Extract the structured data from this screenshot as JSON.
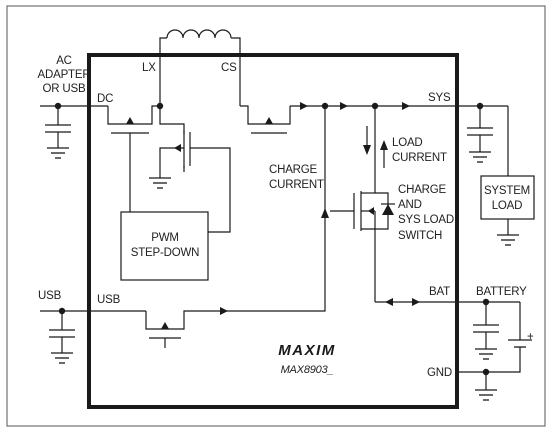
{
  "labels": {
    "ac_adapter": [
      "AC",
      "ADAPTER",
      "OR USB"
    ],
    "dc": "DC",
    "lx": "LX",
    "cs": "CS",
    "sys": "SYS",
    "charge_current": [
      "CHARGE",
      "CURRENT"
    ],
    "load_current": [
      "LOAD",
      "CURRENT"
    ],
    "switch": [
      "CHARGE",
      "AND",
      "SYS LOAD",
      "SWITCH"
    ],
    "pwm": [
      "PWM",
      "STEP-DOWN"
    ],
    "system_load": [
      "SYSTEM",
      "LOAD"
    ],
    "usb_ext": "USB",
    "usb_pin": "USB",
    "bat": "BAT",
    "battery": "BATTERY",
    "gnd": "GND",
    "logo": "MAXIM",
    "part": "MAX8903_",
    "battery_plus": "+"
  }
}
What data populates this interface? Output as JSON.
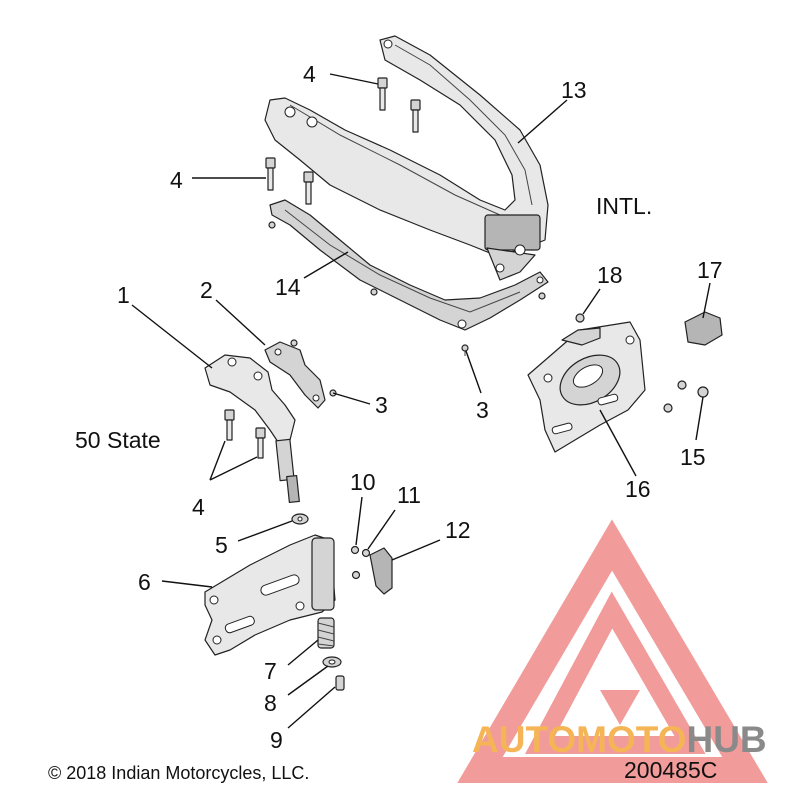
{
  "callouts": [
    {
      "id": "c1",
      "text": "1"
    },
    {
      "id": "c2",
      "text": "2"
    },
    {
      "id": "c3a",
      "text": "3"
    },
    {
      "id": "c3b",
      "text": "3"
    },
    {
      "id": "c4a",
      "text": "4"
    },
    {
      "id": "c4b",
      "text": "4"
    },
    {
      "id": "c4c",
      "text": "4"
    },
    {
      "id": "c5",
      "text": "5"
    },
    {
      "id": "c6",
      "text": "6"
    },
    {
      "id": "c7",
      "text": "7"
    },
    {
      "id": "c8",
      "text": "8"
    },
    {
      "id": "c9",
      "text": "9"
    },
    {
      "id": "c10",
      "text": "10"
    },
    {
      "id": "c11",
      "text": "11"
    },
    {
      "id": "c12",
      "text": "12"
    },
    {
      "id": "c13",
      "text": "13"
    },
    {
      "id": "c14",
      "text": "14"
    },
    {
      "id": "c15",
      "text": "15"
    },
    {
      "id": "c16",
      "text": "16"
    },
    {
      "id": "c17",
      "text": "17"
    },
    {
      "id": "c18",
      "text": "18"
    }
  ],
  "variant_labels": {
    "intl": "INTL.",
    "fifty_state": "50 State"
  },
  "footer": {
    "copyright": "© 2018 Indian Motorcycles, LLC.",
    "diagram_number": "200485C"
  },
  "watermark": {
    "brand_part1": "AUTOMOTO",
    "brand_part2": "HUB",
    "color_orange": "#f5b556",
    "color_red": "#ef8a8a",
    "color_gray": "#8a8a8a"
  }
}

### [Task brief]
Without the pictures, restate each entry exactly.

### [Response below]
Extract the structured data from this screenshot as JSON.
{
  "labels": {
    "ac_adapter": [
      "AC",
      "ADAPTER",
      "OR USB"
    ],
    "dc": "DC",
    "lx": "LX",
    "cs": "CS",
    "sys": "SYS",
    "charge_current": [
      "CHARGE",
      "CURRENT"
    ],
    "load_current": [
      "LOAD",
      "CURRENT"
    ],
    "switch": [
      "CHARGE",
      "AND",
      "SYS LOAD",
      "SWITCH"
    ],
    "pwm": [
      "PWM",
      "STEP-DOWN"
    ],
    "system_load": [
      "SYSTEM",
      "LOAD"
    ],
    "usb_ext": "USB",
    "usb_pin": "USB",
    "bat": "BAT",
    "battery": "BATTERY",
    "gnd": "GND",
    "logo": "MAXIM",
    "part": "MAX8903_",
    "battery_plus": "+"
  }
}
What data populates this interface? Output as JSON.
{
  "callouts": [
    {
      "id": "c1",
      "text": "1"
    },
    {
      "id": "c2",
      "text": "2"
    },
    {
      "id": "c3a",
      "text": "3"
    },
    {
      "id": "c3b",
      "text": "3"
    },
    {
      "id": "c4a",
      "text": "4"
    },
    {
      "id": "c4b",
      "text": "4"
    },
    {
      "id": "c4c",
      "text": "4"
    },
    {
      "id": "c5",
      "text": "5"
    },
    {
      "id": "c6",
      "text": "6"
    },
    {
      "id": "c7",
      "text": "7"
    },
    {
      "id": "c8",
      "text": "8"
    },
    {
      "id": "c9",
      "text": "9"
    },
    {
      "id": "c10",
      "text": "10"
    },
    {
      "id": "c11",
      "text": "11"
    },
    {
      "id": "c12",
      "text": "12"
    },
    {
      "id": "c13",
      "text": "13"
    },
    {
      "id": "c14",
      "text": "14"
    },
    {
      "id": "c15",
      "text": "15"
    },
    {
      "id": "c16",
      "text": "16"
    },
    {
      "id": "c17",
      "text": "17"
    },
    {
      "id": "c18",
      "text": "18"
    }
  ],
  "variant_labels": {
    "intl": "INTL.",
    "fifty_state": "50 State"
  },
  "footer": {
    "copyright": "© 2018 Indian Motorcycles, LLC.",
    "diagram_number": "200485C"
  },
  "watermark": {
    "brand_part1": "AUTOMOTO",
    "brand_part2": "HUB",
    "color_orange": "#f5b556",
    "color_red": "#ef8a8a",
    "color_gray": "#8a8a8a"
  }
}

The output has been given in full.